REQUIRED TASK
Provide a single number: the count of lines containing the string "title".
━━━━━━━━━━━━━━━━━━━━━━━━━━━━━━
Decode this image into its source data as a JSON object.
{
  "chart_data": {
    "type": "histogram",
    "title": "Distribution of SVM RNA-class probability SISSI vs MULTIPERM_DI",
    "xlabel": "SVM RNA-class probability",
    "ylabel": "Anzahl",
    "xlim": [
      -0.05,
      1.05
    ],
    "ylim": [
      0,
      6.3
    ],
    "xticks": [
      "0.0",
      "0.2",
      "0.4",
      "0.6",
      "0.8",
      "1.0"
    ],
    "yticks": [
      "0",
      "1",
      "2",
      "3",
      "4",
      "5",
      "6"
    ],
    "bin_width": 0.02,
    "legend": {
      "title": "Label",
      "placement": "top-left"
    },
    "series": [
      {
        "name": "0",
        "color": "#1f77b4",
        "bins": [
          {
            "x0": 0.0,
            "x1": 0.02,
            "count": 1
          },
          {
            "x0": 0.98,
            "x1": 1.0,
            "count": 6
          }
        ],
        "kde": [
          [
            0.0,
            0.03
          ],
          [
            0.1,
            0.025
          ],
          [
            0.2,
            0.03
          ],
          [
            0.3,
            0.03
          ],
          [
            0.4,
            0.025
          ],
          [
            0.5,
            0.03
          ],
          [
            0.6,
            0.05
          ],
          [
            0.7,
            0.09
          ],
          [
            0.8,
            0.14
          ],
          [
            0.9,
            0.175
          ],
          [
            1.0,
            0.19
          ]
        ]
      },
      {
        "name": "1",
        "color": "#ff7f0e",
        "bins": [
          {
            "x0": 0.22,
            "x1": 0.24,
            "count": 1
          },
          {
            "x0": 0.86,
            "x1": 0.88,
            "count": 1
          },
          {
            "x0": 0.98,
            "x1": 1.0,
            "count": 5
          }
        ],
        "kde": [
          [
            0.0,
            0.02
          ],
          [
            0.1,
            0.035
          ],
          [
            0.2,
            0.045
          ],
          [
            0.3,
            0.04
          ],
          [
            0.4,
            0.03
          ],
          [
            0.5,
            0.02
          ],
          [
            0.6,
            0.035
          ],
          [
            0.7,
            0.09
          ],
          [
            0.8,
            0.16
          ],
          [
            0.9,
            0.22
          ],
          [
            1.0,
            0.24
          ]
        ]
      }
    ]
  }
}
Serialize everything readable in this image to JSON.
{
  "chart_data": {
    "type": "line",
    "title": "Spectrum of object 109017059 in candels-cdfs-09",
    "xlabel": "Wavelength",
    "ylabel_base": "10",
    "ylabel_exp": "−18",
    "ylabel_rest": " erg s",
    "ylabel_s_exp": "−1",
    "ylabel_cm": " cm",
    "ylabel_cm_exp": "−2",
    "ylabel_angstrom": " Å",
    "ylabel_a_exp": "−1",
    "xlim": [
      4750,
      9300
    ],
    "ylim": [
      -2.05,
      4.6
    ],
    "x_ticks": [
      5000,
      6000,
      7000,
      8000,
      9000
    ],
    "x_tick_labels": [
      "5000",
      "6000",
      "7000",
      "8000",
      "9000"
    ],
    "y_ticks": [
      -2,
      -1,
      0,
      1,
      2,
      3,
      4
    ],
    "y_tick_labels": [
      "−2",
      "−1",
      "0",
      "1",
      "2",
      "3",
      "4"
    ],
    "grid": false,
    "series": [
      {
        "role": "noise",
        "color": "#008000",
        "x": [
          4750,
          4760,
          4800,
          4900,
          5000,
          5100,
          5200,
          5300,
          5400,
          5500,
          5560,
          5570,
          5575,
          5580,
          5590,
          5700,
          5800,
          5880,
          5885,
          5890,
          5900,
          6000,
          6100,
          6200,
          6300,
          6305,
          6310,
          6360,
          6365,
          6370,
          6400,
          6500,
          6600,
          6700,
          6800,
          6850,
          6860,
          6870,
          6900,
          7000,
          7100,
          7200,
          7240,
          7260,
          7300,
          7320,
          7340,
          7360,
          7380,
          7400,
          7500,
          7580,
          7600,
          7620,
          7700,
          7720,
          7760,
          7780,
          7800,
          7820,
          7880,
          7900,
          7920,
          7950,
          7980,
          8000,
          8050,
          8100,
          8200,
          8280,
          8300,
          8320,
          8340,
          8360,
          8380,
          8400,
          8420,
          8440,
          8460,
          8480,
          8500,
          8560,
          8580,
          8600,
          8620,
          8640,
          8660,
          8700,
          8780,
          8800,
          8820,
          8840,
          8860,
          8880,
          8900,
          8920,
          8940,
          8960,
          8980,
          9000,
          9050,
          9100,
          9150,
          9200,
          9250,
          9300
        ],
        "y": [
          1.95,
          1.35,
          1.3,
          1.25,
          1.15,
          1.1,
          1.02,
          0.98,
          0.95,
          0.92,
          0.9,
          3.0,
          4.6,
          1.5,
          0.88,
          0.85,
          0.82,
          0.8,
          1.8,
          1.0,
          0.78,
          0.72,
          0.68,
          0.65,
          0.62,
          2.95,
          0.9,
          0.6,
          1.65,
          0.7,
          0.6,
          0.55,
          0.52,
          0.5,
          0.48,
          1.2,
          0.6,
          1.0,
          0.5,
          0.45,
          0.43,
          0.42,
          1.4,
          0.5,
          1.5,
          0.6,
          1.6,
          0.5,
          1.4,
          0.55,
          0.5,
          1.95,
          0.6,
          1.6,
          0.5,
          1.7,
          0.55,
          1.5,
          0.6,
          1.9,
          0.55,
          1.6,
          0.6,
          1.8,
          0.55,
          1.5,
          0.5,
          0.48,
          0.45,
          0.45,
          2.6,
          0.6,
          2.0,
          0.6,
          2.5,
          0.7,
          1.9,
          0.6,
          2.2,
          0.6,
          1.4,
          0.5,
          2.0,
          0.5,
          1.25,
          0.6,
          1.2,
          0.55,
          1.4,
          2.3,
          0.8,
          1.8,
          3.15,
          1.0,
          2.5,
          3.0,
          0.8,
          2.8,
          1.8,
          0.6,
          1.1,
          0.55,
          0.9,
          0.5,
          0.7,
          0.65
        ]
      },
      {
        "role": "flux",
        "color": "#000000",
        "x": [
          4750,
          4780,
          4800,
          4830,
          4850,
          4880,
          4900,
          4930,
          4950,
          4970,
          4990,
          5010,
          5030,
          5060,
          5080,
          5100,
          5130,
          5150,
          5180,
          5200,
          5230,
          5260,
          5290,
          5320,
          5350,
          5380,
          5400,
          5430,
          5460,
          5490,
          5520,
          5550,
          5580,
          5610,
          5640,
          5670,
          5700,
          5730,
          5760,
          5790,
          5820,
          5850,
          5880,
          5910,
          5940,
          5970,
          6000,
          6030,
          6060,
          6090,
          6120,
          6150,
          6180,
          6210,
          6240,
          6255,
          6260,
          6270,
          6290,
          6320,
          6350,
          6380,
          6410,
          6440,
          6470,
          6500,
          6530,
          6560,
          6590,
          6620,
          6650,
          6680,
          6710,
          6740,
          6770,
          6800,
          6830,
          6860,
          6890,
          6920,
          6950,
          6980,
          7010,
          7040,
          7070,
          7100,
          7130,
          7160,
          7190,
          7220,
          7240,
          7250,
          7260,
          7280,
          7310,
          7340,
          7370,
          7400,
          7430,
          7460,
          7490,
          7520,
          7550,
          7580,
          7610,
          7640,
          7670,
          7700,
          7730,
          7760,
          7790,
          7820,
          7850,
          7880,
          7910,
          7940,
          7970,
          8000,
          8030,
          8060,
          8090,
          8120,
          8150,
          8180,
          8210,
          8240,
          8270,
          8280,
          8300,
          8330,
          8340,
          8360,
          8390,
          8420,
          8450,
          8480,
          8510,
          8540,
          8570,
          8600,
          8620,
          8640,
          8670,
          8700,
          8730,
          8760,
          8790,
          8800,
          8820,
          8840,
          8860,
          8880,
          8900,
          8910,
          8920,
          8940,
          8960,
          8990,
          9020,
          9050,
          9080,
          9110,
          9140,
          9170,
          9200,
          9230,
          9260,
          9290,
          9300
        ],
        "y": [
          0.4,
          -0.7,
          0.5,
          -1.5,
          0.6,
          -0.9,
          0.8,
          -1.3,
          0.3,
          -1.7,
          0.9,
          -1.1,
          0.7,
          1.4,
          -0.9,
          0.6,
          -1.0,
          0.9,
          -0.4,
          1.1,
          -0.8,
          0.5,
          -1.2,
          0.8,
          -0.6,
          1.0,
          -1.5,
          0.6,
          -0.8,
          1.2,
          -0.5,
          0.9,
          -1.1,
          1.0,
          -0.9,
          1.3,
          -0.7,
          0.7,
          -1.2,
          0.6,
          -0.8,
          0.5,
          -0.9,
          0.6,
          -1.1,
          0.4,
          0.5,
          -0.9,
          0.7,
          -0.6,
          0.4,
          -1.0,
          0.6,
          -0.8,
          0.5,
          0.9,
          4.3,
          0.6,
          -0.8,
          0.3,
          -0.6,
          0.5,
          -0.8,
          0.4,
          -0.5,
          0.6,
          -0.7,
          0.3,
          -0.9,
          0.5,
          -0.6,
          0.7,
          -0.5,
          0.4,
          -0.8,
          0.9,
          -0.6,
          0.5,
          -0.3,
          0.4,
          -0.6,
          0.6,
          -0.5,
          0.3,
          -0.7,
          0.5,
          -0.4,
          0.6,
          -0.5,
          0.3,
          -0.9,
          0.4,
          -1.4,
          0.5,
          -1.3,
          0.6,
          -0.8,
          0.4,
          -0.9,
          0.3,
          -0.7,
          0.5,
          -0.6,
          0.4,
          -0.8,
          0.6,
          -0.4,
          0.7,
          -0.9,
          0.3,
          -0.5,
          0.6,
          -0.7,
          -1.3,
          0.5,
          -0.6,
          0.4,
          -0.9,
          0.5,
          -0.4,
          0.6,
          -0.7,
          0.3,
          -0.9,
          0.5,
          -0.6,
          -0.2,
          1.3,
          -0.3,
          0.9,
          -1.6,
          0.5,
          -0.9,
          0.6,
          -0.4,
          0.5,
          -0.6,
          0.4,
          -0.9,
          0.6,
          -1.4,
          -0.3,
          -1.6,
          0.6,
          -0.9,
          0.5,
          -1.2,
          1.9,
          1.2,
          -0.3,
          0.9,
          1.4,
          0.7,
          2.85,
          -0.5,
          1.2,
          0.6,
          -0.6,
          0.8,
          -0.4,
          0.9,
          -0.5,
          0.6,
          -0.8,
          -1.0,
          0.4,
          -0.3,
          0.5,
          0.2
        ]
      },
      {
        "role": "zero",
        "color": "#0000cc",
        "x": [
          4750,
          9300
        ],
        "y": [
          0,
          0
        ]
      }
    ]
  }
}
━━━━━━━━━━━━━━━━━━━━━━━━━━━━━━
EXPECTED ANSWER
3